**Descrição da tarefa**. Prossiga com o texto sobre os túneis dos Alpes suíços, começando logo após a última frase apresentada.

**Trecho fornecido**.
* * *
Os visitantes podem verificar facilmente que se trata de uma obra gigantesca : basta levantar os olhos e pensar que em cima de nossas cabeças há quase dois quilômetros de montanha.

Tradição helvética

Passar por cima ou por baixo de obstáculos naturais faz parte da história moderna da Confederação Helvética. A aventura das galerias subterrâneas nos Alpes suíços já começa em 1808. O chamado Urnerloch, nos arredores de Andermatt (cantão de Uri), de 64 metros de comprimento, foi o primeiro túnel para o tráfego de mercadorias e passageiros numa estrada alpina.

Quase dois séculos depois, após difíceis viagens no lombo de mulas pela estrada do passo, também o trem consegue atravessar os Alpes : em 1882 foi, de fato, inaugurado o túnel do San Gottardo. Com seus 15 km de comprimento, construídos no espaço de dez anos, tornou-se durante muito tempo o maior do mundo. Recorde cedido, porém, a um outro túnel, igualmente construído na Suíça. Mas essa passagem subterrânea pelo Gottardo custou a vida a quase duzentos operários.

Em 1907, inaugura-se a túnel do Simplon (Sempione, em italiano), 4 quilômetros mais longos que o de San Gottardo. O Simplon continuará sendo o mais extenso do mundo até os anos 1980.

Entusiasmo popular

O último capítulo – em ordem cronológica – dessa epopéia suscita muito interesse da população, na Suíça e no exterior. Juntamente conosco, desceram à galeria cinco jornalistas da televisão russa.

Com a ajuda de um intérprete, eles bombardearam de perguntas o responsável pelo canteiro de obras de Faido, Jens Classen. Desejavam saber o custo da obra, o motivo dos atrasos em relação ao cronograma inicial, a natureza dos problemas geológicos. O documentário sobre o túnel mais longo do mundo era destinado a difusão na Rússia em programa de âmbito nacional.

No dia seguinte, estava programada a chegada de dois jornalistas norte-americanos. Recentemente, o canteiro foi visitado por equipes de tv de Discovery Channel e National Geographic.

As obras também foram vistas por milhares de pessoas por ocasião de uma “visitação pública”, com portas abertas para a população”. Tanto que, até meados de junho de 2008, os canteiros de Alptransit haviam recebido mais de meio milhão de pessoas, a partir do início dos trabalhos, em 1996.
* * *
**Material de origem**.
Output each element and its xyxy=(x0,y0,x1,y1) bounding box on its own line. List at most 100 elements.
* * *
**Resultado da tarefa**.
Um valor agregado para a Suíça

Segundo a porta-voz Monica Knapp, “no âmbito nacional, um dos aspectos que suscita maior interesse por Alptransit é a dimensão do projeto. Muitíssimos cidadãos helvéticos orgulham-se de ver uma obra tão imensa e sofisticada, realizada em um país tão pequeno”.
Vale recordar que os suíços, depois dos japoneses, são os que mais viajam sobre trilhos no mundo. Em média, o suíço percorre, anualmente, cerca de 2 mil km de trem. A construção de uma linha plana através dos Alpes assume, então, um significado especial, até porque a ferrovia constituiu historicamente um elemento de união nacional, aproximando as diferentes regiões lingüísticas do pais.

Além fronteiras

Um outro elemento importante do grande túnel é a esperança de que a ‘nova transversal ferroviária alpina’ contribua para melhorar o meio ambiente e a qualidade de vida, retirando boa parte dos veículos pesados das estradas para a ferrovia, tornando-se uma real alternativa ao deslocamento em automóvel ou avião.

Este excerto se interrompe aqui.